• TASK DESCRIPTION: Write out every line of the records below exactly, leaving the pictures out of your answer.

>> Start

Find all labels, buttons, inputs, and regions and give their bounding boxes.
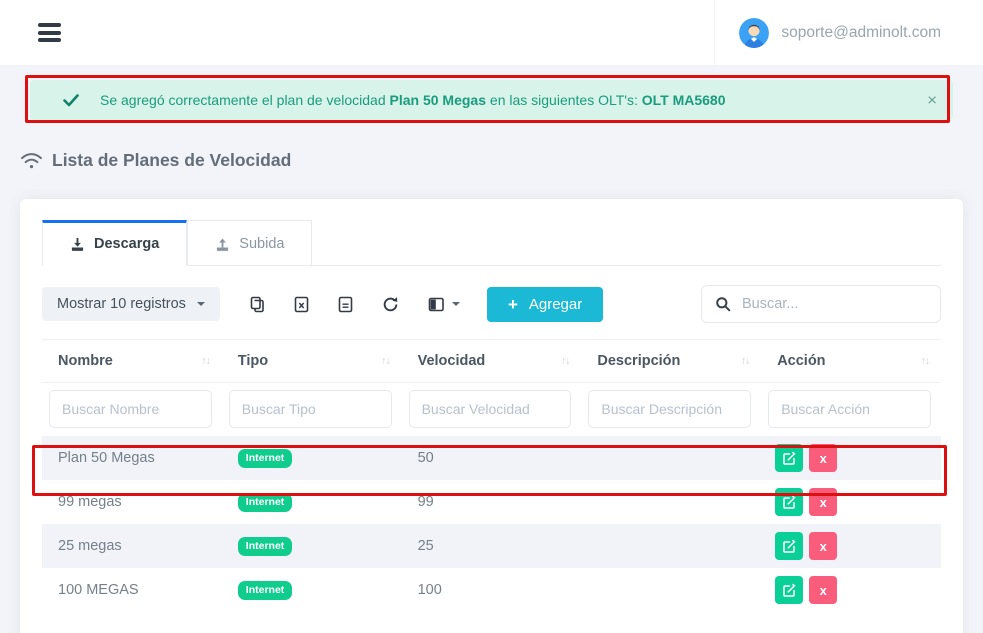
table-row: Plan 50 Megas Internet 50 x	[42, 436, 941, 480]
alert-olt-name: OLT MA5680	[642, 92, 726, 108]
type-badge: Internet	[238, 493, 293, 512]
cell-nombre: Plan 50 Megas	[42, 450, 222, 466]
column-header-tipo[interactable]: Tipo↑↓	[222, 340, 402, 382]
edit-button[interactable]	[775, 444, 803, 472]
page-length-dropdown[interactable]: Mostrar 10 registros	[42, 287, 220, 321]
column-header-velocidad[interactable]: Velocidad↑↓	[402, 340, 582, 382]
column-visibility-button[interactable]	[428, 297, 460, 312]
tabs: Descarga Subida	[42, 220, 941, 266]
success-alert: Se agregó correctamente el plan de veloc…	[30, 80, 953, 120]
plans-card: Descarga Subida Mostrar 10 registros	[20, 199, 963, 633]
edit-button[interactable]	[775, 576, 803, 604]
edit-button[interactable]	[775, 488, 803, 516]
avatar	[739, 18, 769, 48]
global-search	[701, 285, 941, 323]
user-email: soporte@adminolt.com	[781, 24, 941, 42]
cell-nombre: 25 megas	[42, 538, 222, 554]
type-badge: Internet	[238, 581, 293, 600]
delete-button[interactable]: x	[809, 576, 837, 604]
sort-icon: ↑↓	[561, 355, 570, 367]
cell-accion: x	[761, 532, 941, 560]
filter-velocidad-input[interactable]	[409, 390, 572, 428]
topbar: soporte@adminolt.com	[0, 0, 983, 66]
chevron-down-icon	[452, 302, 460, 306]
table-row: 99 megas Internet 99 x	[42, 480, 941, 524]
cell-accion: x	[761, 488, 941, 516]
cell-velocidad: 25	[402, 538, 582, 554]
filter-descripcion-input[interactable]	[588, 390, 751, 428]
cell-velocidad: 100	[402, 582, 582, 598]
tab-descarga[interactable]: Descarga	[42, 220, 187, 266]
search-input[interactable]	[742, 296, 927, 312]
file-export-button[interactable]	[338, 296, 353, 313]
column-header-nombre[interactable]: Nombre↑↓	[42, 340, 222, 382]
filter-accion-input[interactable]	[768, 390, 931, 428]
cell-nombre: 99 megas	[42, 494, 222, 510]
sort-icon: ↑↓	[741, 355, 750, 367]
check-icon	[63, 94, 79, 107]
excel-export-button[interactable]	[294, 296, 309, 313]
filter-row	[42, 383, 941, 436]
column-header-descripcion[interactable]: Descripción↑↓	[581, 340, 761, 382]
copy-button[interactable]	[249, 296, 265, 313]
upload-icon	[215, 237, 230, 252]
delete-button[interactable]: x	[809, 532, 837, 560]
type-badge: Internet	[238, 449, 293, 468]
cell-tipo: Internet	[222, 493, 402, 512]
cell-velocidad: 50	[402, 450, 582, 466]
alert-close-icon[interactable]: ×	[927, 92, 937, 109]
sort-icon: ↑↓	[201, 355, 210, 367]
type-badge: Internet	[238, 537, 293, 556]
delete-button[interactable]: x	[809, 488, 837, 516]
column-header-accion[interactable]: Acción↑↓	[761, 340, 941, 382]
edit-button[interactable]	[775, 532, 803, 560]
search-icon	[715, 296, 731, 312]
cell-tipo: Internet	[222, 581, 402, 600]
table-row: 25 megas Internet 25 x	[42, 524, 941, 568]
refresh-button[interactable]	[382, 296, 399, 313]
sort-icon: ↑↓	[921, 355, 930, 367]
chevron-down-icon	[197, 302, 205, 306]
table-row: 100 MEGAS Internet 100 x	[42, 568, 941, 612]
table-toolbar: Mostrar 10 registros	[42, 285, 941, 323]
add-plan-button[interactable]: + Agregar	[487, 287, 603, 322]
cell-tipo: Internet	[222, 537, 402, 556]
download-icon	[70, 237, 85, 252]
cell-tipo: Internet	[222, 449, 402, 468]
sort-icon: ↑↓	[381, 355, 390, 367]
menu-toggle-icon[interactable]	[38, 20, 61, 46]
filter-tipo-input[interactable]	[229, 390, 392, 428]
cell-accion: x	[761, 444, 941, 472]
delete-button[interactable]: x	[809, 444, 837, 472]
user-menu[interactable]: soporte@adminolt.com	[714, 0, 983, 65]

>> End

• RESPONSE TO THE TASK:
Find all labels, buttons, inputs, and regions and give their bounding boxes.
table-row: Plan 50 Megas Internet 50 x	[42, 436, 941, 480]
alert-olt-name: OLT MA5680	[642, 92, 726, 108]
type-badge: Internet	[238, 493, 293, 512]
cell-nombre: Plan 50 Megas	[42, 450, 222, 466]
column-header-tipo[interactable]: Tipo↑↓	[222, 340, 402, 382]
edit-button[interactable]	[775, 444, 803, 472]
page-length-dropdown[interactable]: Mostrar 10 registros	[42, 287, 220, 321]
column-header-velocidad[interactable]: Velocidad↑↓	[402, 340, 582, 382]
column-visibility-button[interactable]	[428, 297, 460, 312]
tabs: Descarga Subida	[42, 220, 941, 266]
success-alert: Se agregó correctamente el plan de veloc…	[30, 80, 953, 120]
plans-card: Descarga Subida Mostrar 10 registros	[20, 199, 963, 633]
edit-button[interactable]	[775, 576, 803, 604]
edit-button[interactable]	[775, 488, 803, 516]
avatar	[739, 18, 769, 48]
global-search	[701, 285, 941, 323]
user-email: soporte@adminolt.com	[781, 24, 941, 42]
cell-nombre: 25 megas	[42, 538, 222, 554]
type-badge: Internet	[238, 581, 293, 600]
delete-button[interactable]: x	[809, 576, 837, 604]
sort-icon: ↑↓	[561, 355, 570, 367]
cell-accion: x	[761, 532, 941, 560]
filter-velocidad-input[interactable]	[409, 390, 572, 428]
topbar: soporte@adminolt.com	[0, 0, 983, 66]
chevron-down-icon	[452, 302, 460, 306]
table-row: 99 megas Internet 99 x	[42, 480, 941, 524]
cell-accion: x	[761, 488, 941, 516]
cell-velocidad: 25	[402, 538, 582, 554]
filter-descripcion-input[interactable]	[588, 390, 751, 428]
cell-velocidad: 100	[402, 582, 582, 598]
tab-descarga[interactable]: Descarga	[42, 220, 187, 266]
search-input[interactable]	[742, 296, 927, 312]
file-export-button[interactable]	[338, 296, 353, 313]
column-header-nombre[interactable]: Nombre↑↓	[42, 340, 222, 382]
filter-accion-input[interactable]	[768, 390, 931, 428]
cell-nombre: 99 megas	[42, 494, 222, 510]
sort-icon: ↑↓	[741, 355, 750, 367]
check-icon	[63, 94, 79, 107]
excel-export-button[interactable]	[294, 296, 309, 313]
filter-row	[42, 383, 941, 436]
column-header-descripcion[interactable]: Descripción↑↓	[581, 340, 761, 382]
copy-button[interactable]	[249, 296, 265, 313]
upload-icon	[215, 237, 230, 252]
delete-button[interactable]: x	[809, 532, 837, 560]
type-badge: Internet	[238, 449, 293, 468]
cell-tipo: Internet	[222, 493, 402, 512]
cell-velocidad: 50	[402, 450, 582, 466]
alert-close-icon[interactable]: ×	[927, 92, 937, 109]
sort-icon: ↑↓	[201, 355, 210, 367]
type-badge: Internet	[238, 537, 293, 556]
delete-button[interactable]: x	[809, 488, 837, 516]
column-header-accion[interactable]: Acción↑↓	[761, 340, 941, 382]
edit-button[interactable]	[775, 532, 803, 560]
search-icon	[715, 296, 731, 312]
cell-tipo: Internet	[222, 581, 402, 600]
table-row: 25 megas Internet 25 x	[42, 524, 941, 568]
refresh-button[interactable]	[382, 296, 399, 313]
sort-icon: ↑↓	[921, 355, 930, 367]
chevron-down-icon	[197, 302, 205, 306]
table-row: 100 MEGAS Internet 100 x	[42, 568, 941, 612]
table-toolbar: Mostrar 10 registros	[42, 285, 941, 323]
add-plan-button[interactable]: + Agregar	[487, 287, 603, 322]
cell-tipo: Internet	[222, 537, 402, 556]
download-icon	[70, 237, 85, 252]
cell-tipo: Internet	[222, 449, 402, 468]
sort-icon: ↑↓	[381, 355, 390, 367]
menu-toggle-icon[interactable]	[38, 20, 61, 46]
filter-tipo-input[interactable]	[229, 390, 392, 428]
cell-accion: x	[761, 444, 941, 472]
delete-button[interactable]: x	[809, 444, 837, 472]
user-menu[interactable]: soporte@adminolt.com	[714, 0, 983, 65]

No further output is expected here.